# i cant stop, its not fun



## Gurplex2 (Dec 12, 2009)

http://www.youtube.com/watch?v=DJ4Fi8PJbng

so
its safe to say that cubing has changed my life forever
it seems like whatever bar i set, whatever bar i break, im still disappointed with myself
sooooooo
tonight i finally snapped, CRIED because i couldnt sub 1:30 at will.
~[frustrating]
my achievements dont make up for my failures and they leave me with jagged scars that hurt.
then i look at myself and compare myself. always to ibrahim who is always 2 seconds faster
he taunts me in my dreams and i get so consumed in jealousy that i start DSAGIDGDSFASDIFJ UHHGGGG.
i would tell you i quit at this point but thats impossible, ive tried many times.
i cant even cool down and take breaks
i cant even cube to releave stress
i cant even call it a hobby anymore

i think ive ventured on to a point of no return
RIP Sanity

~Gurplex


----------



## daniel0731ex (Dec 12, 2009)

get a 9x9.


----------



## ~Phoenix Death~ (Dec 12, 2009)

daniel...that ain't gonna help...
Gurplex, try this. This is the last reosrt if something like this happened to me...
Gurplex, throw your cube against the wall. Hard. If something's controlling you, you have to fight back. I'm not saying this to make fun of you, I swear. It's the only thing I can come up with...
Throw it.


----------



## Edward (Dec 12, 2009)

Its like dealing with a drug addiction. You cant stop "cold turkey".

(I'[m debating my thoughts whether or not your serious)


----------



## ISuckAtCubing (Dec 12, 2009)

sometimes i got really pissed at my times, i just throw my cube down at my keyboard and rest for 1 min


----------



## jdrumfro7 (Dec 12, 2009)

listen to brutally heavy metal. like Dethklok!


----------



## Andreaillest (Dec 12, 2009)

Um, if this is serious, then you should see a doctor.


----------



## ChrisBird (Dec 12, 2009)

# # # # #

- _What is required_
How would you translate the sentence "Um, if this is serious, then you should see a doctor." from the cubing forum thread into Spanish?

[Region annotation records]
# # # # #

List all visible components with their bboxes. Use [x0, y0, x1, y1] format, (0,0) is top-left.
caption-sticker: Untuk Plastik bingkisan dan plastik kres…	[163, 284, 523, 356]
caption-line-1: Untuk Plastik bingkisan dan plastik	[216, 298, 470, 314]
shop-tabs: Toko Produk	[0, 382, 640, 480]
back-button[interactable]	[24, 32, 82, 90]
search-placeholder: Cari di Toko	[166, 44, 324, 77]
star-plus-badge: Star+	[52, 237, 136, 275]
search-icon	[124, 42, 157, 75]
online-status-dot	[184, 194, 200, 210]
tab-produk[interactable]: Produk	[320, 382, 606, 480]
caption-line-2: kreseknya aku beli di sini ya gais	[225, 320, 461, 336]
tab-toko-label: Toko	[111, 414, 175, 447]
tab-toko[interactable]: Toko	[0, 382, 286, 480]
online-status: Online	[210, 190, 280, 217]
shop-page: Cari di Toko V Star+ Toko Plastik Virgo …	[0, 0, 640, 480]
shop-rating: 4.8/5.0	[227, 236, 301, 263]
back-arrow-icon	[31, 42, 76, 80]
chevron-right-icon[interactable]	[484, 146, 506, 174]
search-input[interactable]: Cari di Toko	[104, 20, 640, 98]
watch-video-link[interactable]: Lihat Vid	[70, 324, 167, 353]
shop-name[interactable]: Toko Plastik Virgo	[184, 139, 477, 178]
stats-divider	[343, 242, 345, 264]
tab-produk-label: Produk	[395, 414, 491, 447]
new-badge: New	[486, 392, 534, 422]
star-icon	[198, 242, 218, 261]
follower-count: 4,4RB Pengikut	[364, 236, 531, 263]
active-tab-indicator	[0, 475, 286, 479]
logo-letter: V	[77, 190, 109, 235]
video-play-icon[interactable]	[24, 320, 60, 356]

# # # # #

- _Solution to this problem_
Eh, si esto va en serio, entonces deberías ver a un médico.